━━━━━ Excerpt provided ━━━━━

It is difficult for us, at this time, to comprehend the obstacles that attended the original construction and practical administration of the Constitution. Since the way through them has been pointed out by the labors of that Court, since experience has justified and established those propositions, they seem very plain and clear. Starting from our point of view, and going backward, we can hardly appreciate the embarrassments that attended them in the outset. But the student of history will discover, the lawyer who attends to the growth as well as the learning of his profession will never forget, the discouragements that surrounded that subject when it was first taken in hand. A Constitution adopted with great opposition, the subject of the gravest difference of opinion among the wisest men, on its most material points; quite likely to fail, as its predecessor, the Articles of Confederation, had failed; the object of a heated party spirit and a bitter political controversy; it not only demanded the highest order of judicial treatment, but such as could be reconciled to the universal judgment of the country. Popular opinion is a matter with which independent tribunals have usually but little concern. But in this case it became as vital as the law itself, because no constitution could stand that proved repugnant to the general sense.

━━━━━ Data shown ━━━━━

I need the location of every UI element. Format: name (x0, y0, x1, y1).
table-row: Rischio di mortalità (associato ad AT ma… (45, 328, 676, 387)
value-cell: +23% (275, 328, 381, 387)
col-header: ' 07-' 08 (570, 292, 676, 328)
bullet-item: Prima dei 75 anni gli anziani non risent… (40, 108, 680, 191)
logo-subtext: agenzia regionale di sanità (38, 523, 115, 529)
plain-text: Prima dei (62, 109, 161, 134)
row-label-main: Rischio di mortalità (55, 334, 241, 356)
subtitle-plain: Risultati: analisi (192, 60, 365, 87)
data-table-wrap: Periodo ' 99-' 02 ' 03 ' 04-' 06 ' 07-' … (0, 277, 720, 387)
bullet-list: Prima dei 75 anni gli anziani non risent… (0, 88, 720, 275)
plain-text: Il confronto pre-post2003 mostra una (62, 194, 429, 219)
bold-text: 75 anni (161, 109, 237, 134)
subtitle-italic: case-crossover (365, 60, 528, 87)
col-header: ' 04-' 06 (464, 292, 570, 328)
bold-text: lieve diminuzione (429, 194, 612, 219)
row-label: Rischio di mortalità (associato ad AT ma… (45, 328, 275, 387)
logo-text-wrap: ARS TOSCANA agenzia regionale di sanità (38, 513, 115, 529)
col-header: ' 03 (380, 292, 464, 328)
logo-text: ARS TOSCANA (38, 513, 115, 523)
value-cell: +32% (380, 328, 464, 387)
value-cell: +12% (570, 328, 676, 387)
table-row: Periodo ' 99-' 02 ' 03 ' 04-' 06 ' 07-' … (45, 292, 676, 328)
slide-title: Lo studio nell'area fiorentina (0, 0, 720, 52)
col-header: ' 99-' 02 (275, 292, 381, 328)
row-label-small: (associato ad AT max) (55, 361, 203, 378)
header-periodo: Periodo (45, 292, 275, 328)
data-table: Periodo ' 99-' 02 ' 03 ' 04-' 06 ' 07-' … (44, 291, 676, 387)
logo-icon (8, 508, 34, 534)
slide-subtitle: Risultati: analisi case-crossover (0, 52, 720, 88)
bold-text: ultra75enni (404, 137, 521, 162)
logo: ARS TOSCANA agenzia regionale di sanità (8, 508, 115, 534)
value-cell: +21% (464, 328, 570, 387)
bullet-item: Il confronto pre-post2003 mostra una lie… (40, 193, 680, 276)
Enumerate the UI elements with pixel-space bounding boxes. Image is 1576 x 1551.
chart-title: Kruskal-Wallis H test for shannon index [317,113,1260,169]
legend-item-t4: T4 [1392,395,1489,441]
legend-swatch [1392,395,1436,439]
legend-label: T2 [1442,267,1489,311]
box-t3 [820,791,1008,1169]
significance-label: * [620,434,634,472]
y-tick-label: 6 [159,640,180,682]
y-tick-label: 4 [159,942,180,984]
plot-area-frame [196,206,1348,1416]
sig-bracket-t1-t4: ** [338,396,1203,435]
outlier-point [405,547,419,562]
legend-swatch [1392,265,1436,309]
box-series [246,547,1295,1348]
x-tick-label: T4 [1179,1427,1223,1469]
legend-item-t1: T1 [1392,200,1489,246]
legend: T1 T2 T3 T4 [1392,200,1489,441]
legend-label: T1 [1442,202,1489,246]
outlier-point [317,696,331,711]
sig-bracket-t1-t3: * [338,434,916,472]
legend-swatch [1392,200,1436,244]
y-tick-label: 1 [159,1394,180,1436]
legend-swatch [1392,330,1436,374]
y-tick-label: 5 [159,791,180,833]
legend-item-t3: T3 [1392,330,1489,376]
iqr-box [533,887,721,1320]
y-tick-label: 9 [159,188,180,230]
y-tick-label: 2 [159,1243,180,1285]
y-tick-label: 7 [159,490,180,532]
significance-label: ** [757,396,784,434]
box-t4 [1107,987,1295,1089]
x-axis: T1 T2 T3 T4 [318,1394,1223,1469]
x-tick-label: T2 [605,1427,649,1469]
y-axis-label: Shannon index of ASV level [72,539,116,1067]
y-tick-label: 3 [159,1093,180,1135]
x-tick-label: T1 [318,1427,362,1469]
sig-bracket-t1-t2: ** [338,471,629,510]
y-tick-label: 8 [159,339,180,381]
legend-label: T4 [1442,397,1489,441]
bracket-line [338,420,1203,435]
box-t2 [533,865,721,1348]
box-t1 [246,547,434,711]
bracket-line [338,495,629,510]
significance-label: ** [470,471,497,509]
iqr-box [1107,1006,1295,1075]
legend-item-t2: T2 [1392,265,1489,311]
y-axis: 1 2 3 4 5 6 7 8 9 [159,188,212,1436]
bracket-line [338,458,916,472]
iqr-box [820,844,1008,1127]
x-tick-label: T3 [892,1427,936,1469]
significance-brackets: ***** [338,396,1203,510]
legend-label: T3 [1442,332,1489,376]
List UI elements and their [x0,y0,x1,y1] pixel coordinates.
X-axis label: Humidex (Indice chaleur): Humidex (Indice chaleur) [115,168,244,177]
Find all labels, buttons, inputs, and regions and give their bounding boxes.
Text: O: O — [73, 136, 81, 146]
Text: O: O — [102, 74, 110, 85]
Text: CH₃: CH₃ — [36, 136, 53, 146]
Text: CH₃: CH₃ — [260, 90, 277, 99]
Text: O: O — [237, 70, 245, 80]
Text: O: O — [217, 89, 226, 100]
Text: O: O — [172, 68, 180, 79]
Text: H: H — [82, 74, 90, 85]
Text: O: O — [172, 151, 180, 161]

━━━━━

** Written task 1 **
In the passage on the early construction of the Constitution, the sentence beginning "A Constitution adopted with great opposition" describes the Constitution in several ways before "it not only demanded." List each of those descriptions.
** Written task 2 **
Resume the passage on the early construction of the Constitution, starting right after its final sentence.
None of these lines are needed for the work here.

** Task response 1 **
- Adopted with great opposition
- The subject of the gravest difference of opinion among the wisest men, on its most material points
- Quite likely to fail, as its predecessor, the Articles of Confederation, had failed
- The object of a heated party spirit and a bitter political controversy

** Task response 2 **
The field was absolutely untried. Never before had there been such a science in the world as the law of a written constitution of government. There were no

precedents. Courts of justice sit usually to determine the existing law, in the light of authoritative precedents and statutes. Originality is neither expected nor tolerated. A magistrate who should bring much original invention to bear in expounding the law would be apt to prove one of those questionable blessings that "brighten only when they take their flight." An original field of judicial exertion very rarely offers itself. To no other judge, so far as I know, has it ever been presented, except to Mansfield, in the establishment of the commercial law; unless, perhaps, the remark may be extended to the labors of Lord Stowell in the department of English consistorial law, and to those of Lord Hardwicke in equity. Those are the only instances that the long history of our profession under the common law offers of what may be called an original field of judicial labor.

Such was the task that addressed itself, when Marshall took his seat upon the bench, to the Court over which he presided. A task of momentous importance -fraught with infinite difficulty-in a field without precedent and under the most peculiar and critical circumstances.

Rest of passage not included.